## What is asked
Return each line of the listing that contains the string "وأما".
******
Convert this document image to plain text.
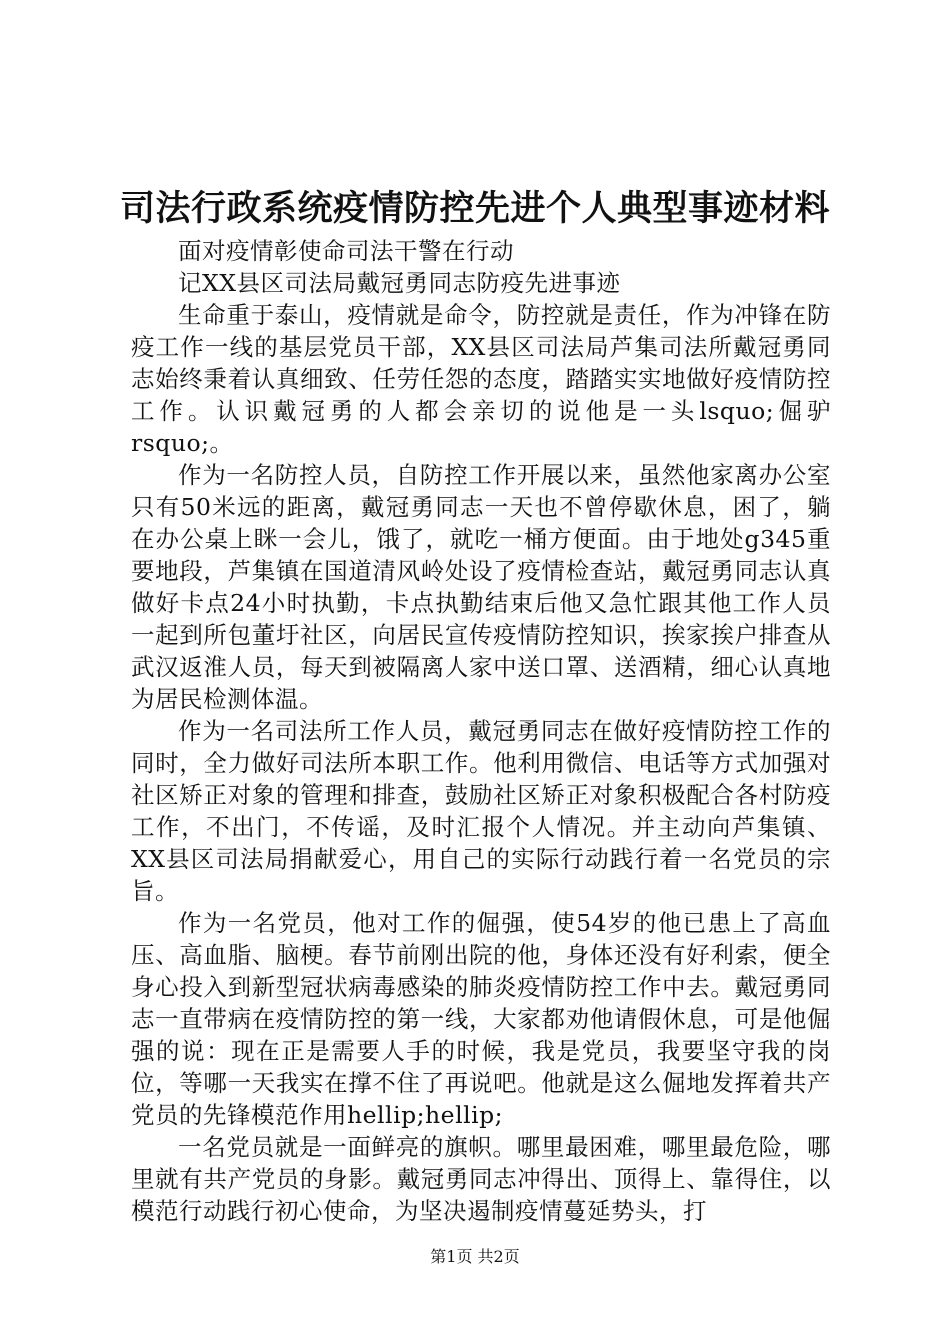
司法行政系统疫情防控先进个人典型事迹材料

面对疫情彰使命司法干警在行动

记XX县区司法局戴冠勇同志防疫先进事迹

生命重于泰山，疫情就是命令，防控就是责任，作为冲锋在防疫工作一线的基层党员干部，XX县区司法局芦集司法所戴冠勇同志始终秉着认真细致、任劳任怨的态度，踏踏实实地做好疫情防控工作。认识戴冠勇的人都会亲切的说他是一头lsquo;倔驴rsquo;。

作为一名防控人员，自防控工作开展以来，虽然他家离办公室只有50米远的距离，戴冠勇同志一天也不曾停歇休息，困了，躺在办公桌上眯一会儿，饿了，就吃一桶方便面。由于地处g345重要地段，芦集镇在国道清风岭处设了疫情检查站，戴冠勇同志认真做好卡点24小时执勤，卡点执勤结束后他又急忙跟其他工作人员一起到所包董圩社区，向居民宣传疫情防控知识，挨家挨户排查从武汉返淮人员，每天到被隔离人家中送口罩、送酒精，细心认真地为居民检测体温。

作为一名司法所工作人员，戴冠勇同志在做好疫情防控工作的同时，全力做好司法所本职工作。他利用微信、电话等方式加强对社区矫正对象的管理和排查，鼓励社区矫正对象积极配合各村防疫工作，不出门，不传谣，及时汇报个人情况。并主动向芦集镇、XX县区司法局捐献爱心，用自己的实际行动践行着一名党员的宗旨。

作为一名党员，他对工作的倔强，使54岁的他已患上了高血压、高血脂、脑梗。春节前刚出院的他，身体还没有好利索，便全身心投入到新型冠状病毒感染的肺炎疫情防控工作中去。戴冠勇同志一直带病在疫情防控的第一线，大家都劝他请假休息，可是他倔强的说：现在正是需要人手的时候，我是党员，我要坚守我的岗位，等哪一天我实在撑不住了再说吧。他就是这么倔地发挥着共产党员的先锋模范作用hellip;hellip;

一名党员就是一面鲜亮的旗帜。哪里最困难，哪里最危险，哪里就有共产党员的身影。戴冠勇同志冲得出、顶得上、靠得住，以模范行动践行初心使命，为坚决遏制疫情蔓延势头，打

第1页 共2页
******
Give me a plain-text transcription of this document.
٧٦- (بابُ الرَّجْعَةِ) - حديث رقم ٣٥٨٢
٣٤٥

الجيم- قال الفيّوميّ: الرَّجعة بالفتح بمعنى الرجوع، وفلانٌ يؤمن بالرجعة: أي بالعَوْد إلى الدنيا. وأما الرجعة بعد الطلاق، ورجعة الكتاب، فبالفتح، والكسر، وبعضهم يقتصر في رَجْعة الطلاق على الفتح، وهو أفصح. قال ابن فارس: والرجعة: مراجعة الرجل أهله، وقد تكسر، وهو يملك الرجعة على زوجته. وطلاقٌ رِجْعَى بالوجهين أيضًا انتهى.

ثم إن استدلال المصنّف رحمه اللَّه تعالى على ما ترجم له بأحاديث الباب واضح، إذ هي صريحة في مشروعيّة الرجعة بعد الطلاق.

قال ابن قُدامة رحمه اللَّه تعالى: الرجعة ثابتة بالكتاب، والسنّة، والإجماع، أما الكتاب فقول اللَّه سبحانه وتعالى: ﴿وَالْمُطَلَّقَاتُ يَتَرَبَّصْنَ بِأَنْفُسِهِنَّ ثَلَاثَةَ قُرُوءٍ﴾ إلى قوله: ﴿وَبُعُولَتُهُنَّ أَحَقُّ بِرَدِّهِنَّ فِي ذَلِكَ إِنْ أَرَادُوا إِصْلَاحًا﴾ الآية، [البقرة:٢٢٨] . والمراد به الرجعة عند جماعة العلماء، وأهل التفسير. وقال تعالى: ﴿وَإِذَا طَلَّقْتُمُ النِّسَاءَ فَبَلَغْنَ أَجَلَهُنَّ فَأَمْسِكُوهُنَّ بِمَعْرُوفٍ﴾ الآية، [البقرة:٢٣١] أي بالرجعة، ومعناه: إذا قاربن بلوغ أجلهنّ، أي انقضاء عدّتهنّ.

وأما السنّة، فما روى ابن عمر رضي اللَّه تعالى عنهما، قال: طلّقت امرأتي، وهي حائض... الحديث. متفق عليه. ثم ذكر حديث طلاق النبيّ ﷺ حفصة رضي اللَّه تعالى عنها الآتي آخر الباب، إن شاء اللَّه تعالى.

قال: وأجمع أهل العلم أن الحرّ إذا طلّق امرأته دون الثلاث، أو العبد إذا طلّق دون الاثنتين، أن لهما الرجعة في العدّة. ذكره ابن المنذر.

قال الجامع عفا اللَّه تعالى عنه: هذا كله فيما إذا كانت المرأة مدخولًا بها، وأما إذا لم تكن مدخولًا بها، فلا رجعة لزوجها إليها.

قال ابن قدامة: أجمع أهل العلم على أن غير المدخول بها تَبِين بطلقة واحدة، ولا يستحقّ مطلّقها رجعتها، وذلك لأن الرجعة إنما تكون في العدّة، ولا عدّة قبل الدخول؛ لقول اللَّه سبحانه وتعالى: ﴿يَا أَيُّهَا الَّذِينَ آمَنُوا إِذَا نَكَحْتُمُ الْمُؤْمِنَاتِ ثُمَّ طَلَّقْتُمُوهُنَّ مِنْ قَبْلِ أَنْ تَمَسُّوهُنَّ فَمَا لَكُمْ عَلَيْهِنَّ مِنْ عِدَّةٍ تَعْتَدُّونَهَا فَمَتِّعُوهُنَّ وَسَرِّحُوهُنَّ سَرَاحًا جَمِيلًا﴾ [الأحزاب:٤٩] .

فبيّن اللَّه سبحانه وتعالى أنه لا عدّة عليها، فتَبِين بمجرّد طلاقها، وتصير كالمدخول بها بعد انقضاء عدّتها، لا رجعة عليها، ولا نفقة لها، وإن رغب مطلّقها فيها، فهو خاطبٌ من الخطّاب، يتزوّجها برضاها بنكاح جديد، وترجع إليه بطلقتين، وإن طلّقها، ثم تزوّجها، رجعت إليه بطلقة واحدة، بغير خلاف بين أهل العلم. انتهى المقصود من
******
## Complete output
الجيم- قال الفيّوميّ: الرَّجعة بالفتح بمعنى الرجوع، وفلانٌ يؤمن بالرجعة: أي بالعَوْد إلى الدنيا. وأما الرجعة بعد الطلاق، ورجعة الكتاب، فبالفتح، والكسر، وبعضهم يقتصر في رَجْعة الطلاق على الفتح، وهو أفصح. قال ابن فارس: والرجعة: مراجعة الرجل أهله، وقد تكسر، وهو يملك الرجعة على زوجته. وطلاقٌ رِجْعَى بالوجهين أيضًا انتهى.
وأما السنّة، فما روى ابن عمر رضي اللَّه تعالى عنهما، قال: طلّقت امرأتي، وهي حائض... الحديث. متفق عليه. ثم ذكر حديث طلاق النبيّ ﷺ حفصة رضي اللَّه تعالى عنها الآتي آخر الباب، إن شاء اللَّه تعالى.
قال الجامع عفا اللَّه تعالى عنه: هذا كله فيما إذا كانت المرأة مدخولًا بها، وأما إذا لم تكن مدخولًا بها، فلا رجعة لزوجها إليها.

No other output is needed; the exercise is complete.